> [EXERCISE TASK]: Copy each line holding the string "warning".

---- MATERIAL PROVIDED

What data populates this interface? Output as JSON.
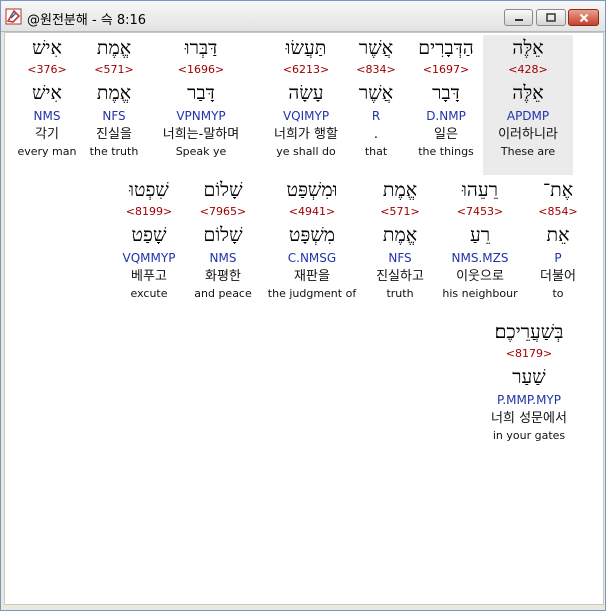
{
  "window": {
    "title": "@원전분해 - 슥 8:16"
  },
  "lines": [
    [
      {
        "heb": "אֵלֶּה",
        "strong": "<428>",
        "lemma": "אֵלֶּה",
        "morph": "APDMP",
        "kor": "이러하니라",
        "eng": "These are",
        "selected": true
      },
      {
        "heb": "הַדְּבָרִים",
        "strong": "<1697>",
        "lemma": "דָּבָר",
        "morph": "D.NMP",
        "kor": "일은",
        "eng": "the things"
      },
      {
        "heb": "אֲשֶׁר",
        "strong": "<834>",
        "lemma": "אֲשֶׁר",
        "morph": "R",
        "kor": ".",
        "eng": "that"
      },
      {
        "heb": "תַּעֲשׂוּ",
        "strong": "<6213>",
        "lemma": "עָשָׂה",
        "morph": "VQIMYP",
        "kor": "너희가 행할",
        "eng": "ye shall do"
      },
      {
        "heb": "דַּבְּרוּ",
        "strong": "<1696>",
        "lemma": "דָּבַר",
        "morph": "VPNMYP",
        "kor": "너희는-말하며",
        "eng": "Speak ye"
      },
      {
        "heb": "אֱמֶת",
        "strong": "<571>",
        "lemma": "אֱמֶת",
        "morph": "NFS",
        "kor": "진실을",
        "eng": "the truth"
      },
      {
        "heb": "אִישׁ",
        "strong": "<376>",
        "lemma": "אִישׁ",
        "morph": "NMS",
        "kor": "각기",
        "eng": "every man"
      }
    ],
    [
      {
        "heb": "אֶת־",
        "strong": "<854>",
        "lemma": "אֵת",
        "morph": "P",
        "kor": "더불어",
        "eng": "to"
      },
      {
        "heb": "רֵעֵהוּ",
        "strong": "<7453>",
        "lemma": "רֵעַ",
        "morph": "NMS.MZS",
        "kor": "이웃으로",
        "eng": "his neighbour"
      },
      {
        "heb": "אֱמֶת",
        "strong": "<571>",
        "lemma": "אֱמֶת",
        "morph": "NFS",
        "kor": "진실하고",
        "eng": "truth"
      },
      {
        "heb": "וּמִשְׁפַּט",
        "strong": "<4941>",
        "lemma": "מִשְׁפָּט",
        "morph": "C.NMSG",
        "kor": "재판을",
        "eng": "the judgment of"
      },
      {
        "heb": "שָׁלוֹם",
        "strong": "<7965>",
        "lemma": "שָׁלוֹם",
        "morph": "NMS",
        "kor": "화평한",
        "eng": "and peace"
      },
      {
        "heb": "שִׁפְטוּ",
        "strong": "<8199>",
        "lemma": "שָׁפַט",
        "morph": "VQMMYP",
        "kor": "베푸고",
        "eng": "excute"
      }
    ],
    [
      {
        "heb": "בְּשַׁעֲרֵיכֶם׃",
        "strong": "<8179>",
        "lemma": "שַׁעַר",
        "morph": "P.MMP.MYP",
        "kor": "너희 성문에서",
        "eng": "in your gates"
      }
    ]
  ]
}
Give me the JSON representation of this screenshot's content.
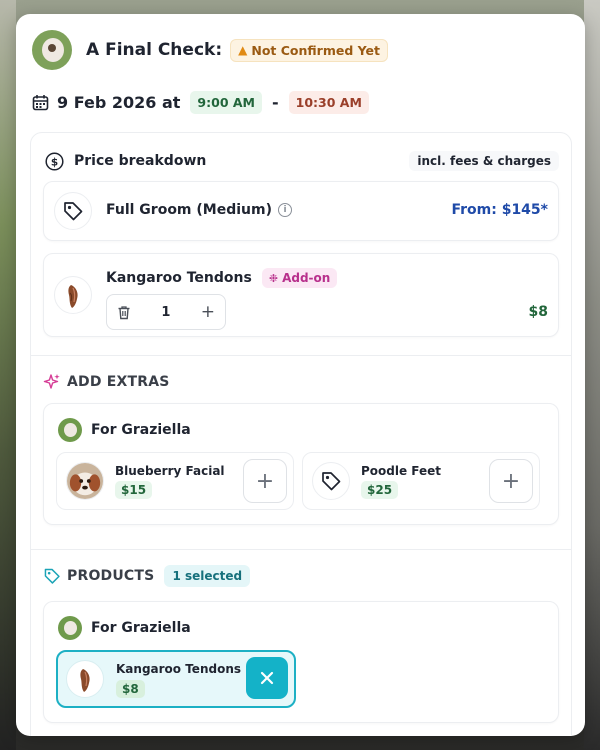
{
  "header": {
    "title": "A Final Check:",
    "status_badge": "Not Confirmed Yet",
    "status_icon": "warning-icon"
  },
  "schedule": {
    "date": "9 Feb 2026",
    "at_label": "at",
    "start_time": "9:00 AM",
    "separator": "-",
    "end_time": "10:30 AM"
  },
  "price_breakdown": {
    "title": "Price breakdown",
    "note": "incl. fees & charges",
    "service": {
      "name": "Full Groom (Medium)",
      "price": "From: $145*",
      "icon": "tag-icon"
    },
    "addon": {
      "name": "Kangaroo Tendons",
      "badge": "Add-on",
      "quantity": "1",
      "price": "$8"
    }
  },
  "extras": {
    "title": "ADD EXTRAS",
    "for_label": "For Graziella",
    "items": [
      {
        "name": "Blueberry Facial",
        "price": "$15",
        "icon": "dog-photo"
      },
      {
        "name": "Poodle Feet",
        "price": "$25",
        "icon": "tag-icon"
      }
    ]
  },
  "products": {
    "title": "PRODUCTS",
    "count": "1 selected",
    "for_label": "For Graziella",
    "selected": {
      "name": "Kangaroo Tendons",
      "price": "$8"
    }
  },
  "colors": {
    "accent_blue": "#1f4aa8",
    "price_green": "#22663b",
    "teal": "#14b2c8",
    "warning": "#e08a14",
    "addon_pink": "#b8308c"
  }
}
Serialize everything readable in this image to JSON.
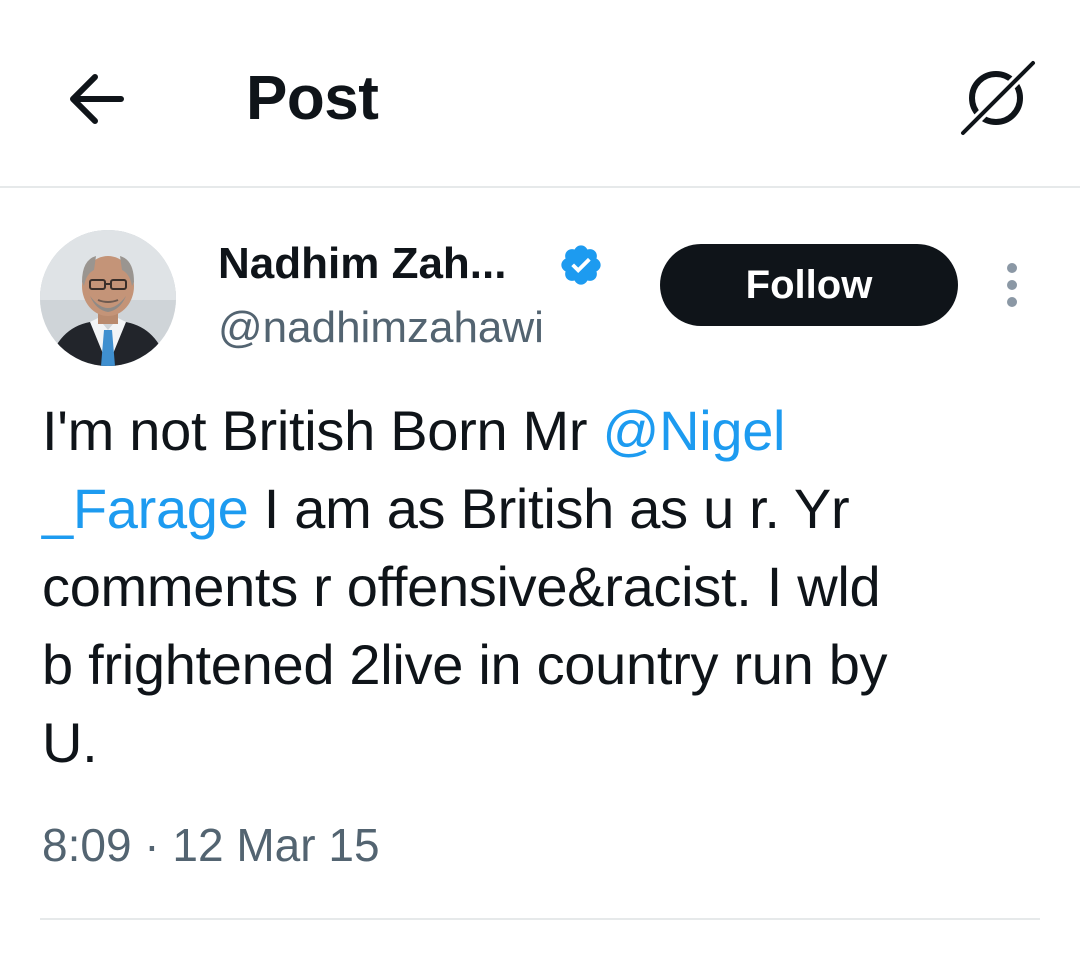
{
  "header": {
    "title": "Post",
    "back_icon": "arrow-left-icon",
    "grok_icon": "grok-icon"
  },
  "post": {
    "author_name": "Nadhim Zah...",
    "author_handle": "@nadhimzahawi",
    "verified": true,
    "verified_color": "#1d9bf0",
    "follow_label": "Follow",
    "more_icon": "more-vertical-icon",
    "text": {
      "line1_pre": "I'm not British Born Mr ",
      "line1_mention": "@Nigel",
      "line2_mention": "_Farage",
      "line2_post": " I am as British as u r. Yr",
      "line3": "comments r offensive&racist. I wld",
      "line4": "b frightened 2live in country run by",
      "line5": "U."
    },
    "timestamp": "8:09 · 12 Mar 15"
  },
  "colors": {
    "link": "#1d9bf0",
    "secondary_text": "#536471",
    "primary_text": "#0f1419",
    "button_bg": "#0f1419"
  }
}
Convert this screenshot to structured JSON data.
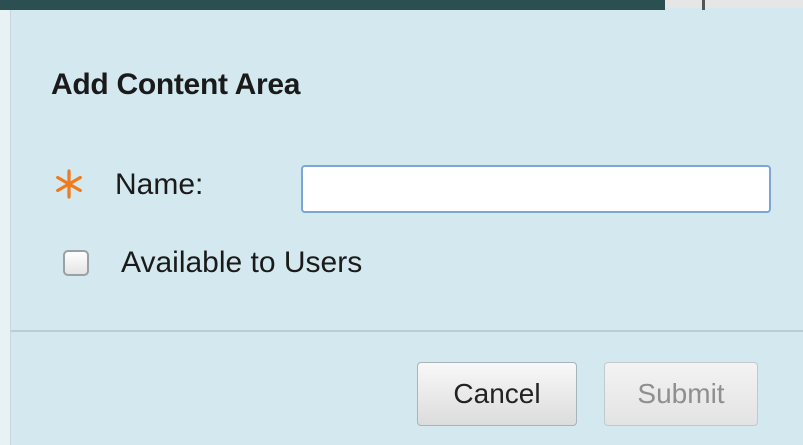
{
  "dialog": {
    "title": "Add Content Area",
    "name_field": {
      "label": "Name:",
      "value": "",
      "placeholder": "",
      "required": true,
      "required_icon": "asterisk-icon"
    },
    "available_checkbox": {
      "label": "Available to Users",
      "checked": false
    },
    "buttons": {
      "cancel_label": "Cancel",
      "submit_label": "Submit"
    }
  },
  "colors": {
    "panel_background": "#d3e9ef",
    "required_accent": "#f07b1c",
    "input_border": "#7aa7d6",
    "header_bar": "#2c4f52"
  }
}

--------

> [OUTPUT FOR THIS EXERCISE]:
    "status_icon": "warning-icon"
    "warning": "#e08a14",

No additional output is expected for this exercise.